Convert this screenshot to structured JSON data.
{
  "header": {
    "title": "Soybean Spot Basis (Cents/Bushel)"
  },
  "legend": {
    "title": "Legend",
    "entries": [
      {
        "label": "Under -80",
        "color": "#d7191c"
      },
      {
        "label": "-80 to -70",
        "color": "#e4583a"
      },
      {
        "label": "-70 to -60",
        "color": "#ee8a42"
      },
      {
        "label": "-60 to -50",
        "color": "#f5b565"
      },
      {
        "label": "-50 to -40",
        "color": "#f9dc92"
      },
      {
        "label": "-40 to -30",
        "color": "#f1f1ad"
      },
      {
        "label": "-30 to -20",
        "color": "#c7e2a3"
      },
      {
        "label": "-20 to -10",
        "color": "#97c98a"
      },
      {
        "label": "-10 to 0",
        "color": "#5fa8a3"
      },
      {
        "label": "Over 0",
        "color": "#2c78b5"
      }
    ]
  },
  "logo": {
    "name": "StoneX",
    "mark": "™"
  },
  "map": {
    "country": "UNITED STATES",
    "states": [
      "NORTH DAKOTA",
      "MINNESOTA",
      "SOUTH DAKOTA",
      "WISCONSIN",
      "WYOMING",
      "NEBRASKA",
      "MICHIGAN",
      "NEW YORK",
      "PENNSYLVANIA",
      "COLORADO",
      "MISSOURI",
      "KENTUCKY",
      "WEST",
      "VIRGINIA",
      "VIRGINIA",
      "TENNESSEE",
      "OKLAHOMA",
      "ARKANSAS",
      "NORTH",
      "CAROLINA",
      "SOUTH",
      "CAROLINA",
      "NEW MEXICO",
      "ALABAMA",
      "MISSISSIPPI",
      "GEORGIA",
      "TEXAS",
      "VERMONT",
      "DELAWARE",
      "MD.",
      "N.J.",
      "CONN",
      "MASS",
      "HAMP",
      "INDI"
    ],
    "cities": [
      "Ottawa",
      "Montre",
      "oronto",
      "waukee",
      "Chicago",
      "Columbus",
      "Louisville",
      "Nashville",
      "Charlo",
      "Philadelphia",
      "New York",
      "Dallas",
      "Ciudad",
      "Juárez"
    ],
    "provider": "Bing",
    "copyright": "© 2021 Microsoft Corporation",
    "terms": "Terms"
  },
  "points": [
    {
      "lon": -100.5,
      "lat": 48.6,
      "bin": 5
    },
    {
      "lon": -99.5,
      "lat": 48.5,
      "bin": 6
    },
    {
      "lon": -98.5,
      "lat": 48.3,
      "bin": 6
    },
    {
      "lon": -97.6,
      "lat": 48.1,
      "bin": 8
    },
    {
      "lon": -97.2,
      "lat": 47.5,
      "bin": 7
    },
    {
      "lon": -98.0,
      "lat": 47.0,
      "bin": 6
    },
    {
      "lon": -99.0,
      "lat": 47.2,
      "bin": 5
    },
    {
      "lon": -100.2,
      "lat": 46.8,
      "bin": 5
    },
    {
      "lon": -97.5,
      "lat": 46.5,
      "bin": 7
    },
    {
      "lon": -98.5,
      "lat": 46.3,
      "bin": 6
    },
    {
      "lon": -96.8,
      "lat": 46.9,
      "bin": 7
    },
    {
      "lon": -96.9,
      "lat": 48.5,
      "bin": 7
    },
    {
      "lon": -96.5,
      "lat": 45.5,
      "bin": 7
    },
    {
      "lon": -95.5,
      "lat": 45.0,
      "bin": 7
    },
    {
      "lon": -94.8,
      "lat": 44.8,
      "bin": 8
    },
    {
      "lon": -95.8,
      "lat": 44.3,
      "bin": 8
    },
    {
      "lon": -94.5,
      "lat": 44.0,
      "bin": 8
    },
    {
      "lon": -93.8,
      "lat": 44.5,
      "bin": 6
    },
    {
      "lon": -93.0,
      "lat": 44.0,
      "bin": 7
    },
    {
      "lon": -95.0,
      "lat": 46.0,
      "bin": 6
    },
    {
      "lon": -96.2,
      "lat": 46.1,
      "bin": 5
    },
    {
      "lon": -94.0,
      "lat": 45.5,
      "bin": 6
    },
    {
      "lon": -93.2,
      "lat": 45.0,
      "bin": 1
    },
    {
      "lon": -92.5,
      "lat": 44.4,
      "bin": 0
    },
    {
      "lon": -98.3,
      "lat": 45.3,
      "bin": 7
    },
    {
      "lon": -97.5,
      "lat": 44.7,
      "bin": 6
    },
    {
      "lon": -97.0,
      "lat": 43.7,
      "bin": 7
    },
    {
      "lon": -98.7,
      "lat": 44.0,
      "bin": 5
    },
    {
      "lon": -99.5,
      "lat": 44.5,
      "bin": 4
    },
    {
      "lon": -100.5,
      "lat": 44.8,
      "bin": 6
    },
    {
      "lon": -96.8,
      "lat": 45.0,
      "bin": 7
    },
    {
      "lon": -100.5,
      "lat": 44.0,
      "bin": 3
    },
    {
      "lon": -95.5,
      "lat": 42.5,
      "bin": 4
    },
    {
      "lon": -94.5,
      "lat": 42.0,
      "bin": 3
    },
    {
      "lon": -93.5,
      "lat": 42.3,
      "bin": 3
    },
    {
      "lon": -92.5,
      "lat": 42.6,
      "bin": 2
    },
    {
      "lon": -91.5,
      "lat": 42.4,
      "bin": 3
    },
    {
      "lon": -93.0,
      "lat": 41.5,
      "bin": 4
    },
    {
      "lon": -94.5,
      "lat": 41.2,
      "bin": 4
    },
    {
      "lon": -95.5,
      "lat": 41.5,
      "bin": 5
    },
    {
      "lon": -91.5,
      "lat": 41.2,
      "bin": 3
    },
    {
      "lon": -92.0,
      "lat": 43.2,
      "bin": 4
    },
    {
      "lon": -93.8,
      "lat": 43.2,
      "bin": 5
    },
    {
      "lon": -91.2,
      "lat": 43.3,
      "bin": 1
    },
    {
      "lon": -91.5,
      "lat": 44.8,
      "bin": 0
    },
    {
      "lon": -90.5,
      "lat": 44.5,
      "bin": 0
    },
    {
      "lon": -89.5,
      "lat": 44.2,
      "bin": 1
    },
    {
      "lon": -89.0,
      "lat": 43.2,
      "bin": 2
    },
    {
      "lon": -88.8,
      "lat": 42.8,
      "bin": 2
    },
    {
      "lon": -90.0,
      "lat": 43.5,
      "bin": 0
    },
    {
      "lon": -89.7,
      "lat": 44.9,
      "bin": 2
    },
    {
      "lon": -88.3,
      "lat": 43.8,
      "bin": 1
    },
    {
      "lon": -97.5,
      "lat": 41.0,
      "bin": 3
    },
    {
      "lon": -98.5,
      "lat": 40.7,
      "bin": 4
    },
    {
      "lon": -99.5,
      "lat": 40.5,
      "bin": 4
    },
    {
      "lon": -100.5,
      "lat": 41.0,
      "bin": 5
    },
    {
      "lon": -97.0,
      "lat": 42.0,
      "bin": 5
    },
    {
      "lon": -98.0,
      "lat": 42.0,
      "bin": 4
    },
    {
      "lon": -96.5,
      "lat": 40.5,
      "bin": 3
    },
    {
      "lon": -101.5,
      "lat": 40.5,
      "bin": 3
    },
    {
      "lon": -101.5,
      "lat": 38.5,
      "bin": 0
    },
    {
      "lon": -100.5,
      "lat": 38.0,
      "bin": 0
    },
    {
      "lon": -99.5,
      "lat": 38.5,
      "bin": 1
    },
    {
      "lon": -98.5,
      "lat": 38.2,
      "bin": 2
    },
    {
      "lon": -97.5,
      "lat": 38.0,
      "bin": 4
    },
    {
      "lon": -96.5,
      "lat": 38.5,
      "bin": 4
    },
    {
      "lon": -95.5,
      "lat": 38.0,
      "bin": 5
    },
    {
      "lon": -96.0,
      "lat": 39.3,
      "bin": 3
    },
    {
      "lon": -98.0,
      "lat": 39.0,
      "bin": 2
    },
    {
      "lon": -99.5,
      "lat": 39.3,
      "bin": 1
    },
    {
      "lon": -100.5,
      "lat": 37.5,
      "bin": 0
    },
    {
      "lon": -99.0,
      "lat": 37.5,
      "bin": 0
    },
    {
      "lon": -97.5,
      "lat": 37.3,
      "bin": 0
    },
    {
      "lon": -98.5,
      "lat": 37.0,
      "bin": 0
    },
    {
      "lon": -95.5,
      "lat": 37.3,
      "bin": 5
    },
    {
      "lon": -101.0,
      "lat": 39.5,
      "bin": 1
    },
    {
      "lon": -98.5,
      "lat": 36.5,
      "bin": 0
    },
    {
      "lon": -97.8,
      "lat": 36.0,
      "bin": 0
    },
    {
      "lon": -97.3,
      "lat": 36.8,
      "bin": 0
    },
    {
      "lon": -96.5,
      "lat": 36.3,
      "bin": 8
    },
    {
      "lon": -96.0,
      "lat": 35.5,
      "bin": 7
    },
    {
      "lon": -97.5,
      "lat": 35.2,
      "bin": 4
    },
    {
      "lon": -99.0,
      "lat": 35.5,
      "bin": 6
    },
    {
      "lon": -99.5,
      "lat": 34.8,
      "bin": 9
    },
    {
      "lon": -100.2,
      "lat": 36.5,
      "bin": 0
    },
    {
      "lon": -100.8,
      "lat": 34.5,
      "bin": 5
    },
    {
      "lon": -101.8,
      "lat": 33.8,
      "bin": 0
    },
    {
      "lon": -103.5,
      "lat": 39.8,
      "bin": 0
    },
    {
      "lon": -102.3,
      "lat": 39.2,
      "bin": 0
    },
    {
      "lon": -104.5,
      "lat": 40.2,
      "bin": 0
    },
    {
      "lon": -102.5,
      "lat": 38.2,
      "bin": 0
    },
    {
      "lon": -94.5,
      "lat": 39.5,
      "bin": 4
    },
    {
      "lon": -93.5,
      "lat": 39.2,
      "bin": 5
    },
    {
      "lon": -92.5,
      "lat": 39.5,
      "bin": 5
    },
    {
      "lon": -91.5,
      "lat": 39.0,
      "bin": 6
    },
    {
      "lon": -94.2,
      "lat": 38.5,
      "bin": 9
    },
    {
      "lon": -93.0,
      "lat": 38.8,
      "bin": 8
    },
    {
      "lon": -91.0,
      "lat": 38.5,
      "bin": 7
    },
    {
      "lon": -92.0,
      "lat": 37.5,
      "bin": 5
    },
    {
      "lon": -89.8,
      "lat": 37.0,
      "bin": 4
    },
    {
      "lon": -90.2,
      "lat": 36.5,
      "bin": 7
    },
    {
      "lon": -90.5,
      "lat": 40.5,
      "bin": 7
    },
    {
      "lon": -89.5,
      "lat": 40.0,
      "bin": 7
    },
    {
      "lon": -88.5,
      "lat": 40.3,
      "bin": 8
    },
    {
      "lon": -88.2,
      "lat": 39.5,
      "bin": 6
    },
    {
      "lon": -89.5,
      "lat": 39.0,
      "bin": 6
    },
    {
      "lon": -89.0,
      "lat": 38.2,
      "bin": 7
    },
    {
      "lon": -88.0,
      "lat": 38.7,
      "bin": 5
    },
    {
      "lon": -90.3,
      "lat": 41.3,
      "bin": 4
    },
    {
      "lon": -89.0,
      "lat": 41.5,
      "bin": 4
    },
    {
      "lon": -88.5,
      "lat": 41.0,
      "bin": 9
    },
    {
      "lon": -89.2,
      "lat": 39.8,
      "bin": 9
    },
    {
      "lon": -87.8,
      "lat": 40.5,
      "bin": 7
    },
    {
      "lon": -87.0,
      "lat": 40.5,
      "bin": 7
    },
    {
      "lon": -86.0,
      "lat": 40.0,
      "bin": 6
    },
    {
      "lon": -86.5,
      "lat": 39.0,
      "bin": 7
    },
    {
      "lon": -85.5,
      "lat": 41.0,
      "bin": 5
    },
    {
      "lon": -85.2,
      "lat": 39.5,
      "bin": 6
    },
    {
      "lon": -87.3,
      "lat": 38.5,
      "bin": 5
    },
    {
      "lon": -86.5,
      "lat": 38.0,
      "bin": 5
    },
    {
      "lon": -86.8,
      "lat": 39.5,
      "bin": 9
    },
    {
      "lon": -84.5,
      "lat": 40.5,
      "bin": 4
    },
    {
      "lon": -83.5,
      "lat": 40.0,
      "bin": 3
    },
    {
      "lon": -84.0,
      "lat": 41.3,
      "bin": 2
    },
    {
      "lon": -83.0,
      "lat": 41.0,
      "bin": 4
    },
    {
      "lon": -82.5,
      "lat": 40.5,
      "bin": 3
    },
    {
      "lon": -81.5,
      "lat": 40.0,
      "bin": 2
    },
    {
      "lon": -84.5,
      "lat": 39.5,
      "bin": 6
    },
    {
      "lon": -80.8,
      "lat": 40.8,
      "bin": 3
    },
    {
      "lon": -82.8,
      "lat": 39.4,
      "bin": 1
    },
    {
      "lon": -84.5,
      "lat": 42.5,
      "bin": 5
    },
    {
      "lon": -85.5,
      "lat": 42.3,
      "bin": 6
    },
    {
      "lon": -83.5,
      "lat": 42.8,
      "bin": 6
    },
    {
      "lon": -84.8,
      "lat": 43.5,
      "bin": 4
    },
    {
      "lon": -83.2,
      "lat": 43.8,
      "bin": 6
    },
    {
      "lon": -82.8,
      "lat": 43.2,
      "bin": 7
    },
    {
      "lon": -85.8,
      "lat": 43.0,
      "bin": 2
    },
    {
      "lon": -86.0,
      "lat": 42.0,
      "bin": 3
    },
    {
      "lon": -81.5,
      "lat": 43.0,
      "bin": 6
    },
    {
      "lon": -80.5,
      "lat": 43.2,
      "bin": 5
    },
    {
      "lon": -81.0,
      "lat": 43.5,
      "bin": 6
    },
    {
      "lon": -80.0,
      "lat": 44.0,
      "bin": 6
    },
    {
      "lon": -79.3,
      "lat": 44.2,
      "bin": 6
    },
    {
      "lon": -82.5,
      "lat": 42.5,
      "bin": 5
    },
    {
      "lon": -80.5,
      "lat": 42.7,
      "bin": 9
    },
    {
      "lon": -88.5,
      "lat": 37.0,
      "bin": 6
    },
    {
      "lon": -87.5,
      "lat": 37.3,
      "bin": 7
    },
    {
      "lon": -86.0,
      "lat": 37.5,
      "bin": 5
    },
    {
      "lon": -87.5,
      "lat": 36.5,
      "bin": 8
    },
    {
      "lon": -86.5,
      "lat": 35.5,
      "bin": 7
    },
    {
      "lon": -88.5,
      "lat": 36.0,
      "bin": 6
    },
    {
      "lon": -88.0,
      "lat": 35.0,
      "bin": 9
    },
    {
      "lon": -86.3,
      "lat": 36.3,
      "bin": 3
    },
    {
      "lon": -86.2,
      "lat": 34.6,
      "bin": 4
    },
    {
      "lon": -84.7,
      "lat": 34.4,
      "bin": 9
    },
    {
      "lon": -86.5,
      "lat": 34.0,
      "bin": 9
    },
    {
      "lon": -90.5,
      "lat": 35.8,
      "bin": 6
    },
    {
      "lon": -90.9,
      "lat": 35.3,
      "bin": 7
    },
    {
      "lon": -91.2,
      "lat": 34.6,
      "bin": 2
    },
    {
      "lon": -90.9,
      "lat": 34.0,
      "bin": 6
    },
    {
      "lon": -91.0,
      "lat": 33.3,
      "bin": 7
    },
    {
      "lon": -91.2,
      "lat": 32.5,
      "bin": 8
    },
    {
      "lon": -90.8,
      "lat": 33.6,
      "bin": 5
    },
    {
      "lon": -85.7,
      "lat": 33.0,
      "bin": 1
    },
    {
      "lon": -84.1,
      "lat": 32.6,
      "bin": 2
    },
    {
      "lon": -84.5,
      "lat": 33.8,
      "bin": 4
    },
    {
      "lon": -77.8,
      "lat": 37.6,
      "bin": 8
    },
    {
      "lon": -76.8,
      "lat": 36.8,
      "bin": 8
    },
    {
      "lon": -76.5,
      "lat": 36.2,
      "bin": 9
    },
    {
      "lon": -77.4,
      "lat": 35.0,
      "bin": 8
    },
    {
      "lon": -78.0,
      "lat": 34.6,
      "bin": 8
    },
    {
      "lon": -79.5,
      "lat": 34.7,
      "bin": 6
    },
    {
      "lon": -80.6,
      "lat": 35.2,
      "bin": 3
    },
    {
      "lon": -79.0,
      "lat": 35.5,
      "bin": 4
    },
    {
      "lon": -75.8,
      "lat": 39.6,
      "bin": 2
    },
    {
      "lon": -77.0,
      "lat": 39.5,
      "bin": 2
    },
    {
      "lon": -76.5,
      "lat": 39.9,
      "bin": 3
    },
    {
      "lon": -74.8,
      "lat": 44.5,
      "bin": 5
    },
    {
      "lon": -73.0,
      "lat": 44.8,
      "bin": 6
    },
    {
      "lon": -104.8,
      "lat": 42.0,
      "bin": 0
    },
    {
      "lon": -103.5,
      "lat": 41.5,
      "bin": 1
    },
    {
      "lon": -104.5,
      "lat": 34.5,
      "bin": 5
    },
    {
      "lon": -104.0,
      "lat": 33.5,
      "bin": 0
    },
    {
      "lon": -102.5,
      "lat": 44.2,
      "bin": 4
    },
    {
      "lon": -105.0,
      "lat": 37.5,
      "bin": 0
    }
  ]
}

THE REQUEST:
Reply with nothing but the number of lines in the data above that contain "label".

EXERCISE SOLUTION:
10